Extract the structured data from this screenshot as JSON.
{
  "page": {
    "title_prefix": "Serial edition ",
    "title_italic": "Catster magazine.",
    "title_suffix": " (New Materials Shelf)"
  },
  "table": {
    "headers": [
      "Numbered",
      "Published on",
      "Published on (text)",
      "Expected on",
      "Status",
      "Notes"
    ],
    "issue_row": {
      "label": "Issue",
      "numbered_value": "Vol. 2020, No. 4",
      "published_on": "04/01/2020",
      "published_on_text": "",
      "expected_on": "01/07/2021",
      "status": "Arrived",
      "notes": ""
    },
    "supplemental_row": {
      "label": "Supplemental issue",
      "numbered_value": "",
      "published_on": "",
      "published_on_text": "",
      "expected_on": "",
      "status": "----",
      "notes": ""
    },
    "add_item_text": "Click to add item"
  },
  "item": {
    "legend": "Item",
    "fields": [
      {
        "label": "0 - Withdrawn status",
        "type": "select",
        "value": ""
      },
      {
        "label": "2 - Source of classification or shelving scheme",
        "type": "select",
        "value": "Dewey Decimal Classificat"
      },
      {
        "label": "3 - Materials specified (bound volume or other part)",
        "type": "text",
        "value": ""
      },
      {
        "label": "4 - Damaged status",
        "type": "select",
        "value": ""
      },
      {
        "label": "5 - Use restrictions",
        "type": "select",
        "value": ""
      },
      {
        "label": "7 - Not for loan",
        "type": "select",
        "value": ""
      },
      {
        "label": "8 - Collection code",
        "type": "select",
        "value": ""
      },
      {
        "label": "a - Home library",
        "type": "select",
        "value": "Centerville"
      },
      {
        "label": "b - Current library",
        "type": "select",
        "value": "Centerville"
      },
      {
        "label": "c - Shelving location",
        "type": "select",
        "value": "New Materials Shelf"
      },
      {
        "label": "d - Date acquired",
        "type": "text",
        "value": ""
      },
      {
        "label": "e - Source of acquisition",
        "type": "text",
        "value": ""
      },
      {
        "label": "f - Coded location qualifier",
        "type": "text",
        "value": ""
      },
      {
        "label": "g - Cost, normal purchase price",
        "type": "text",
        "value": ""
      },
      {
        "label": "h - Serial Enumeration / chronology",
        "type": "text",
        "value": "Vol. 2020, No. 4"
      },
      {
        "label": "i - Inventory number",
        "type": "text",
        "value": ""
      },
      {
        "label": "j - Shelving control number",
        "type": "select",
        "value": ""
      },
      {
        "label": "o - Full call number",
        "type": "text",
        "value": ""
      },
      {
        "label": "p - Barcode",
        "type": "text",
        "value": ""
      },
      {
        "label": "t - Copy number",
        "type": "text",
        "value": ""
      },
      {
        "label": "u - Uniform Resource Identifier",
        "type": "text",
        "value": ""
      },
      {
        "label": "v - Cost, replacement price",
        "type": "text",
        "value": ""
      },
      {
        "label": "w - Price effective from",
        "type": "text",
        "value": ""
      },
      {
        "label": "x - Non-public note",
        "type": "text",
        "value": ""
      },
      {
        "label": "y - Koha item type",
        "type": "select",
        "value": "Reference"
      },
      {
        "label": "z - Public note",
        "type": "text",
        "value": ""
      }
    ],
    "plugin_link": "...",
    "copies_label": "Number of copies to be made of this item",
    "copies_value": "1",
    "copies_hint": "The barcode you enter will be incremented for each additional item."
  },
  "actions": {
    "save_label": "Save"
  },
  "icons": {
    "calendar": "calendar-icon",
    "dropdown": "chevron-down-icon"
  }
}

Task statement:
Every record above should be output exactly.

Task response:
Extract the structured data from this screenshot as JSON.
{
  "page": {
    "title_prefix": "Serial edition ",
    "title_italic": "Catster magazine.",
    "title_suffix": " (New Materials Shelf)"
  },
  "table": {
    "headers": [
      "Numbered",
      "Published on",
      "Published on (text)",
      "Expected on",
      "Status",
      "Notes"
    ],
    "issue_row": {
      "label": "Issue",
      "numbered_value": "Vol. 2020, No. 4",
      "published_on": "04/01/2020",
      "published_on_text": "",
      "expected_on": "01/07/2021",
      "status": "Arrived",
      "notes": ""
    },
    "supplemental_row": {
      "label": "Supplemental issue",
      "numbered_value": "",
      "published_on": "",
      "published_on_text": "",
      "expected_on": "",
      "status": "----",
      "notes": ""
    },
    "add_item_text": "Click to add item"
  },
  "item": {
    "legend": "Item",
    "fields": [
      {
        "label": "0 - Withdrawn status",
        "type": "select",
        "value": ""
      },
      {
        "label": "2 - Source of classification or shelving scheme",
        "type": "select",
        "value": "Dewey Decimal Classificat"
      },
      {
        "label": "3 - Materials specified (bound volume or other part)",
        "type": "text",
        "value": ""
      },
      {
        "label": "4 - Damaged status",
        "type": "select",
        "value": ""
      },
      {
        "label": "5 - Use restrictions",
        "type": "select",
        "value": ""
      },
      {
        "label": "7 - Not for loan",
        "type": "select",
        "value": ""
      },
      {
        "label": "8 - Collection code",
        "type": "select",
        "value": ""
      },
      {
        "label": "a - Home library",
        "type": "select",
        "value": "Centerville"
      },
      {
        "label": "b - Current library",
        "type": "select",
        "value": "Centerville"
      },
      {
        "label": "c - Shelving location",
        "type": "select",
        "value": "New Materials Shelf"
      },
      {
        "label": "d - Date acquired",
        "type": "text",
        "value": ""
      },
      {
        "label": "e - Source of acquisition",
        "type": "text",
        "value": ""
      },
      {
        "label": "f - Coded location qualifier",
        "type": "text",
        "value": ""
      },
      {
        "label": "g - Cost, normal purchase price",
        "type": "text",
        "value": ""
      },
      {
        "label": "h - Serial Enumeration / chronology",
        "type": "text",
        "value": "Vol. 2020, No. 4"
      },
      {
        "label": "i - Inventory number",
        "type": "text",
        "value": ""
      },
      {
        "label": "j - Shelving control number",
        "type": "select",
        "value": ""
      },
      {
        "label": "o - Full call number",
        "type": "text",
        "value": ""
      },
      {
        "label": "p - Barcode",
        "type": "text",
        "value": ""
      },
      {
        "label": "t - Copy number",
        "type": "text",
        "value": ""
      },
      {
        "label": "u - Uniform Resource Identifier",
        "type": "text",
        "value": ""
      },
      {
        "label": "v - Cost, replacement price",
        "type": "text",
        "value": ""
      },
      {
        "label": "w - Price effective from",
        "type": "text",
        "value": ""
      },
      {
        "label": "x - Non-public note",
        "type": "text",
        "value": ""
      },
      {
        "label": "y - Koha item type",
        "type": "select",
        "value": "Reference"
      },
      {
        "label": "z - Public note",
        "type": "text",
        "value": ""
      }
    ],
    "plugin_link": "...",
    "copies_label": "Number of copies to be made of this item",
    "copies_value": "1",
    "copies_hint": "The barcode you enter will be incremented for each additional item."
  },
  "actions": {
    "save_label": "Save"
  },
  "icons": {
    "calendar": "calendar-icon",
    "dropdown": "chevron-down-icon"
  }
}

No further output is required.